Exercise aim → Quote the records that follow in full and exactly; leave out the pictures.

Collected data entries
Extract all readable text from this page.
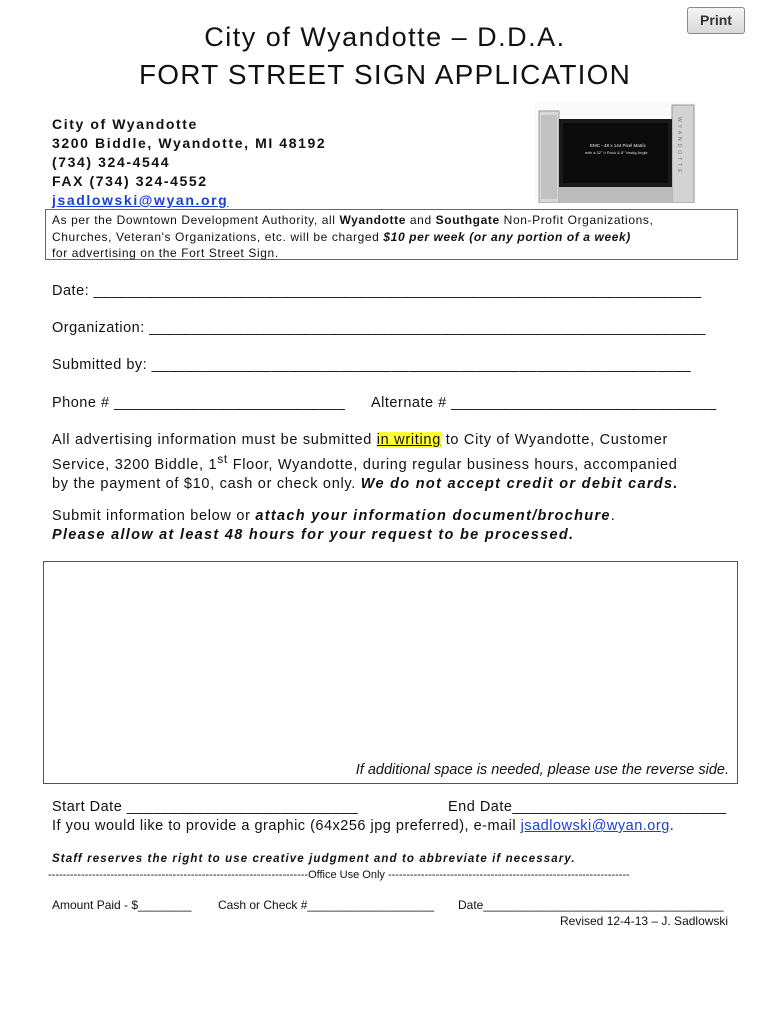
Print
City of Wyandotte – D.D.A.
FORT STREET SIGN APPLICATION
City of Wyandotte
3200 Biddle, Wyandotte, MI 48192
(734) 324-4544
FAX (734) 324-4552
jsadlowski@wyan.org
EMC - 48 x 144 Pixel Matrix
with a 32" h Rock & 8" Vestig Angle	WYANDOTTE
As per the Downtown Development Authority, all Wyandotte and Southgate Non-Profit Organizations,
Churches, Veteran's Organizations, etc. will be charged $10 per week (or any portion of a week)
for advertising on the Fort Street Sign.
Date: _______________________________________________________________________
Organization: _________________________________________________________________
Submitted by: _______________________________________________________________
Phone # ___________________________ Alternate # _______________________________
All advertising information must be submitted in writing to City of Wyandotte, Customer
Service, 3200 Biddle, 1st Floor, Wyandotte, during regular business hours, accompanied
by the payment of $10, cash or check only. We do not accept credit or debit cards.
Submit information below or attach your information document/brochure.
Please allow at least 48 hours for your request to be processed.
If additional space is needed, please use the reverse side.
Start Date ___________________________	End Date_________________________
If you would like to provide a graphic (64x256 jpg preferred), e-mail jsadlowski@wyan.org.
Staff reserves the right to use creative judgment and to abbreviate if necessary.
-----------------------------------------------------------------------Office Use Only ------------------------------------------------------------------
Amount Paid - $________ Cash or Check #___________________ Date____________________________________
Revised 12-4-13 – J. Sadlowski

Written solution →
Extract all readable text from this page.
Print
City of Wyandotte – D.D.A.
FORT STREET SIGN APPLICATION
City of Wyandotte
3200 Biddle, Wyandotte, MI 48192
(734) 324-4544
FAX (734) 324-4552
jsadlowski@wyan.org
EMC - 48 x 144 Pixel Matrix
with a 32" h Rock & 8" Vestig Angle	WYANDOTTE
As per the Downtown Development Authority, all Wyandotte and Southgate Non-Profit Organizations,
Churches, Veteran's Organizations, etc. will be charged $10 per week (or any portion of a week)
for advertising on the Fort Street Sign.
Date: _______________________________________________________________________
Organization: _________________________________________________________________
Submitted by: _______________________________________________________________
Phone # ___________________________ Alternate # _______________________________
All advertising information must be submitted in writing to City of Wyandotte, Customer
Service, 3200 Biddle, 1st Floor, Wyandotte, during regular business hours, accompanied
by the payment of $10, cash or check only. We do not accept credit or debit cards.
Submit information below or attach your information document/brochure.
Please allow at least 48 hours for your request to be processed.
If additional space is needed, please use the reverse side.
Start Date ___________________________	End Date_________________________
If you would like to provide a graphic (64x256 jpg preferred), e-mail jsadlowski@wyan.org.
Staff reserves the right to use creative judgment and to abbreviate if necessary.
-----------------------------------------------------------------------Office Use Only ------------------------------------------------------------------
Amount Paid - $________ Cash or Check #___________________ Date____________________________________
Revised 12-4-13 – J. Sadlowski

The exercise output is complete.